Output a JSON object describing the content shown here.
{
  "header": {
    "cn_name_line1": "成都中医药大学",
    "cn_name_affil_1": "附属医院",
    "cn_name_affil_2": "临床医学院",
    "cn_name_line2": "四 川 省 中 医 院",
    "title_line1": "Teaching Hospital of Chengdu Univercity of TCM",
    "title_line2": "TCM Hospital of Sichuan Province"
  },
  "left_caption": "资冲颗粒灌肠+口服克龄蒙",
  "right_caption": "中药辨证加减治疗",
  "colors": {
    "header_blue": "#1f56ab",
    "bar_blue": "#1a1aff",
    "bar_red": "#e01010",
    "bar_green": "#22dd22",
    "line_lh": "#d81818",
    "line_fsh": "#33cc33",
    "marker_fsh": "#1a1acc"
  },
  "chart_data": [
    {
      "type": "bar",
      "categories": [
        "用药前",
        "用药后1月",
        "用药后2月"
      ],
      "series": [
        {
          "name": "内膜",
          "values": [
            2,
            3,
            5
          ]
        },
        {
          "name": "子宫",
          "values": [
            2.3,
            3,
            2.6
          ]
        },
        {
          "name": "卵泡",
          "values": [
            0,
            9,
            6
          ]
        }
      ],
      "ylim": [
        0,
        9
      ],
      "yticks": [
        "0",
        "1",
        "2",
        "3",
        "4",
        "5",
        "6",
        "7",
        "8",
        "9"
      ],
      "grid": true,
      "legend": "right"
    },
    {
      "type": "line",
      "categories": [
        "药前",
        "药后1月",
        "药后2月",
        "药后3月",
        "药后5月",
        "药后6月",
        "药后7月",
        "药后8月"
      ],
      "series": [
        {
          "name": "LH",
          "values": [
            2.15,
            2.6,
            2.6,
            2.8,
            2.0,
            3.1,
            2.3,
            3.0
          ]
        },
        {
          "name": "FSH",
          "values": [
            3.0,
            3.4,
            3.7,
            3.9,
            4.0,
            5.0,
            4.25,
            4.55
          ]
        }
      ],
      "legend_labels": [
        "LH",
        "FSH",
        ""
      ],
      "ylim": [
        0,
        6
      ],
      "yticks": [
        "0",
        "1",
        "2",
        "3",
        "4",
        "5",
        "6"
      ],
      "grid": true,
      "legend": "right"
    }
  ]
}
= = = = =
» **DESCRIPTION OF THE TASK**:
Repeat every line of the records above exactly.

» **OUTPUT FOR THIS TASK**:
Output a JSON object describing the content shown here.
{
  "header": {
    "cn_name_line1": "成都中医药大学",
    "cn_name_affil_1": "附属医院",
    "cn_name_affil_2": "临床医学院",
    "cn_name_line2": "四 川 省 中 医 院",
    "title_line1": "Teaching Hospital of Chengdu Univercity of TCM",
    "title_line2": "TCM Hospital of Sichuan Province"
  },
  "left_caption": "资冲颗粒灌肠+口服克龄蒙",
  "right_caption": "中药辨证加减治疗",
  "colors": {
    "header_blue": "#1f56ab",
    "bar_blue": "#1a1aff",
    "bar_red": "#e01010",
    "bar_green": "#22dd22",
    "line_lh": "#d81818",
    "line_fsh": "#33cc33",
    "marker_fsh": "#1a1acc"
  },
  "chart_data": [
    {
      "type": "bar",
      "categories": [
        "用药前",
        "用药后1月",
        "用药后2月"
      ],
      "series": [
        {
          "name": "内膜",
          "values": [
            2,
            3,
            5
          ]
        },
        {
          "name": "子宫",
          "values": [
            2.3,
            3,
            2.6
          ]
        },
        {
          "name": "卵泡",
          "values": [
            0,
            9,
            6
          ]
        }
      ],
      "ylim": [
        0,
        9
      ],
      "yticks": [
        "0",
        "1",
        "2",
        "3",
        "4",
        "5",
        "6",
        "7",
        "8",
        "9"
      ],
      "grid": true,
      "legend": "right"
    },
    {
      "type": "line",
      "categories": [
        "药前",
        "药后1月",
        "药后2月",
        "药后3月",
        "药后5月",
        "药后6月",
        "药后7月",
        "药后8月"
      ],
      "series": [
        {
          "name": "LH",
          "values": [
            2.15,
            2.6,
            2.6,
            2.8,
            2.0,
            3.1,
            2.3,
            3.0
          ]
        },
        {
          "name": "FSH",
          "values": [
            3.0,
            3.4,
            3.7,
            3.9,
            4.0,
            5.0,
            4.25,
            4.55
          ]
        }
      ],
      "legend_labels": [
        "LH",
        "FSH",
        ""
      ],
      "ylim": [
        0,
        6
      ],
      "yticks": [
        "0",
        "1",
        "2",
        "3",
        "4",
        "5",
        "6"
      ],
      "grid": true,
      "legend": "right"
    }
  ]
}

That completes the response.